→ **WRITTEN REQUEST**
Return each line of the material verbatim.

(Dataset records)
"""
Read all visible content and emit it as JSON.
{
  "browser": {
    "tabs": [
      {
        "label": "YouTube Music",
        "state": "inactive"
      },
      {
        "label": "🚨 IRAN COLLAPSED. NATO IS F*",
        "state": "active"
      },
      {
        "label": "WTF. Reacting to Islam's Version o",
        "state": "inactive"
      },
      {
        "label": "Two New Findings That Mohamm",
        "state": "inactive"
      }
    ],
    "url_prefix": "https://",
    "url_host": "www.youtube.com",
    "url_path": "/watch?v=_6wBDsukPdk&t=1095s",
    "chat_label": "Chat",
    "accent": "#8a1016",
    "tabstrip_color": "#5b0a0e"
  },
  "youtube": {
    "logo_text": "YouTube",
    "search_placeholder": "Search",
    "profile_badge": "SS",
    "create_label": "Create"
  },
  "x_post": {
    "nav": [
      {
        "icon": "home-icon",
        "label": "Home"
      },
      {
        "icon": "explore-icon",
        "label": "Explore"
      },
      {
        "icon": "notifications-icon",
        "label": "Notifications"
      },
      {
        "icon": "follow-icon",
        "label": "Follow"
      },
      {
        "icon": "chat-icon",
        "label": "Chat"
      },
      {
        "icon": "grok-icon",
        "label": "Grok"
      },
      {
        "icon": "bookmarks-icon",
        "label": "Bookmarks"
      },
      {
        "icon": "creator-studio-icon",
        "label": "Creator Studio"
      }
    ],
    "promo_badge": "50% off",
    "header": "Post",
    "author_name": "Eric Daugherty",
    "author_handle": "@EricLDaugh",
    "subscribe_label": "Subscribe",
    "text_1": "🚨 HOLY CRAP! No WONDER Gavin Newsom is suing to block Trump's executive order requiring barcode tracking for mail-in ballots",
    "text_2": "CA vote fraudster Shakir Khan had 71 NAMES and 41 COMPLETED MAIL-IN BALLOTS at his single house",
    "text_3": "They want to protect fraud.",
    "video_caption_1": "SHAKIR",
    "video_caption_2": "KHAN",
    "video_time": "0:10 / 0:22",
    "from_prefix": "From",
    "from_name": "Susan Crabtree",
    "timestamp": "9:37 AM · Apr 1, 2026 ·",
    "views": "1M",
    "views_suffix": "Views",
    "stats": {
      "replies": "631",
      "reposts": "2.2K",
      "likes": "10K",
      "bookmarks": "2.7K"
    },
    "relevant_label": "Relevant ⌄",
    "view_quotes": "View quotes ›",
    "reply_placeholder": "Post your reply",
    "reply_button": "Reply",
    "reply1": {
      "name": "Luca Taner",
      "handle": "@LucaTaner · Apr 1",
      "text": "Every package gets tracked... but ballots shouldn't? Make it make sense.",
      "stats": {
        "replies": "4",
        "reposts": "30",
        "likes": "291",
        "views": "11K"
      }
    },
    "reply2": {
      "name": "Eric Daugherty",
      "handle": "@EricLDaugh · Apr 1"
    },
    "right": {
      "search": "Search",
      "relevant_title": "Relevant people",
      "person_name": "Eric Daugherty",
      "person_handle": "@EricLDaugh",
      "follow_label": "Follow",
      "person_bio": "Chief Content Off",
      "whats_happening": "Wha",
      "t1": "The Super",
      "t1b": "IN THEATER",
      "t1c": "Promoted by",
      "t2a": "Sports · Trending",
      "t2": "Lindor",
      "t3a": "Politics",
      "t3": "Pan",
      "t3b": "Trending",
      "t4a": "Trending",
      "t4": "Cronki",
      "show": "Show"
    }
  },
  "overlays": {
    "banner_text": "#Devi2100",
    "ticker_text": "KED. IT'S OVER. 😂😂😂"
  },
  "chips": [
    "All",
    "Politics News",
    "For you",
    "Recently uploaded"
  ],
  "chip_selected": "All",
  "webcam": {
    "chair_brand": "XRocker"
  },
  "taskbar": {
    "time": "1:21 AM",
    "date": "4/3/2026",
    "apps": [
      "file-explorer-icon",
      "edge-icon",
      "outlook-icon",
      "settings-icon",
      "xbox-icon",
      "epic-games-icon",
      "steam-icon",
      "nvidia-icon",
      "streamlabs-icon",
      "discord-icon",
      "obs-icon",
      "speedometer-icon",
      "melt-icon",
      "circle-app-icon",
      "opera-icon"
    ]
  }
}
"""
→ **RESPONSE BELOW**
Read all visible content and emit it as JSON.
{
  "browser": {
    "tabs": [
      {
        "label": "YouTube Music",
        "state": "inactive"
      },
      {
        "label": "🚨 IRAN COLLAPSED. NATO IS F*",
        "state": "active"
      },
      {
        "label": "WTF. Reacting to Islam's Version o",
        "state": "inactive"
      },
      {
        "label": "Two New Findings That Mohamm",
        "state": "inactive"
      }
    ],
    "url_prefix": "https://",
    "url_host": "www.youtube.com",
    "url_path": "/watch?v=_6wBDsukPdk&t=1095s",
    "chat_label": "Chat",
    "accent": "#8a1016",
    "tabstrip_color": "#5b0a0e"
  },
  "youtube": {
    "logo_text": "YouTube",
    "search_placeholder": "Search",
    "profile_badge": "SS",
    "create_label": "Create"
  },
  "x_post": {
    "nav": [
      {
        "icon": "home-icon",
        "label": "Home"
      },
      {
        "icon": "explore-icon",
        "label": "Explore"
      },
      {
        "icon": "notifications-icon",
        "label": "Notifications"
      },
      {
        "icon": "follow-icon",
        "label": "Follow"
      },
      {
        "icon": "chat-icon",
        "label": "Chat"
      },
      {
        "icon": "grok-icon",
        "label": "Grok"
      },
      {
        "icon": "bookmarks-icon",
        "label": "Bookmarks"
      },
      {
        "icon": "creator-studio-icon",
        "label": "Creator Studio"
      }
    ],
    "promo_badge": "50% off",
    "header": "Post",
    "author_name": "Eric Daugherty",
    "author_handle": "@EricLDaugh",
    "subscribe_label": "Subscribe",
    "text_1": "🚨 HOLY CRAP! No WONDER Gavin Newsom is suing to block Trump's executive order requiring barcode tracking for mail-in ballots",
    "text_2": "CA vote fraudster Shakir Khan had 71 NAMES and 41 COMPLETED MAIL-IN BALLOTS at his single house",
    "text_3": "They want to protect fraud.",
    "video_caption_1": "SHAKIR",
    "video_caption_2": "KHAN",
    "video_time": "0:10 / 0:22",
    "from_prefix": "From",
    "from_name": "Susan Crabtree",
    "timestamp": "9:37 AM · Apr 1, 2026 ·",
    "views": "1M",
    "views_suffix": "Views",
    "stats": {
      "replies": "631",
      "reposts": "2.2K",
      "likes": "10K",
      "bookmarks": "2.7K"
    },
    "relevant_label": "Relevant ⌄",
    "view_quotes": "View quotes ›",
    "reply_placeholder": "Post your reply",
    "reply_button": "Reply",
    "reply1": {
      "name": "Luca Taner",
      "handle": "@LucaTaner · Apr 1",
      "text": "Every package gets tracked... but ballots shouldn't? Make it make sense.",
      "stats": {
        "replies": "4",
        "reposts": "30",
        "likes": "291",
        "views": "11K"
      }
    },
    "reply2": {
      "name": "Eric Daugherty",
      "handle": "@EricLDaugh · Apr 1"
    },
    "right": {
      "search": "Search",
      "relevant_title": "Relevant people",
      "person_name": "Eric Daugherty",
      "person_handle": "@EricLDaugh",
      "follow_label": "Follow",
      "person_bio": "Chief Content Off",
      "whats_happening": "Wha",
      "t1": "The Super",
      "t1b": "IN THEATER",
      "t1c": "Promoted by",
      "t2a": "Sports · Trending",
      "t2": "Lindor",
      "t3a": "Politics",
      "t3": "Pan",
      "t3b": "Trending",
      "t4a": "Trending",
      "t4": "Cronki",
      "show": "Show"
    }
  },
  "overlays": {
    "banner_text": "#Devi2100",
    "ticker_text": "KED. IT'S OVER. 😂😂😂"
  },
  "chips": [
    "All",
    "Politics News",
    "For you",
    "Recently uploaded"
  ],
  "chip_selected": "All",
  "webcam": {
    "chair_brand": "XRocker"
  },
  "taskbar": {
    "time": "1:21 AM",
    "date": "4/3/2026",
    "apps": [
      "file-explorer-icon",
      "edge-icon",
      "outlook-icon",
      "settings-icon",
      "xbox-icon",
      "epic-games-icon",
      "steam-icon",
      "nvidia-icon",
      "streamlabs-icon",
      "discord-icon",
      "obs-icon",
      "speedometer-icon",
      "melt-icon",
      "circle-app-icon",
      "opera-icon"
    ]
  }
}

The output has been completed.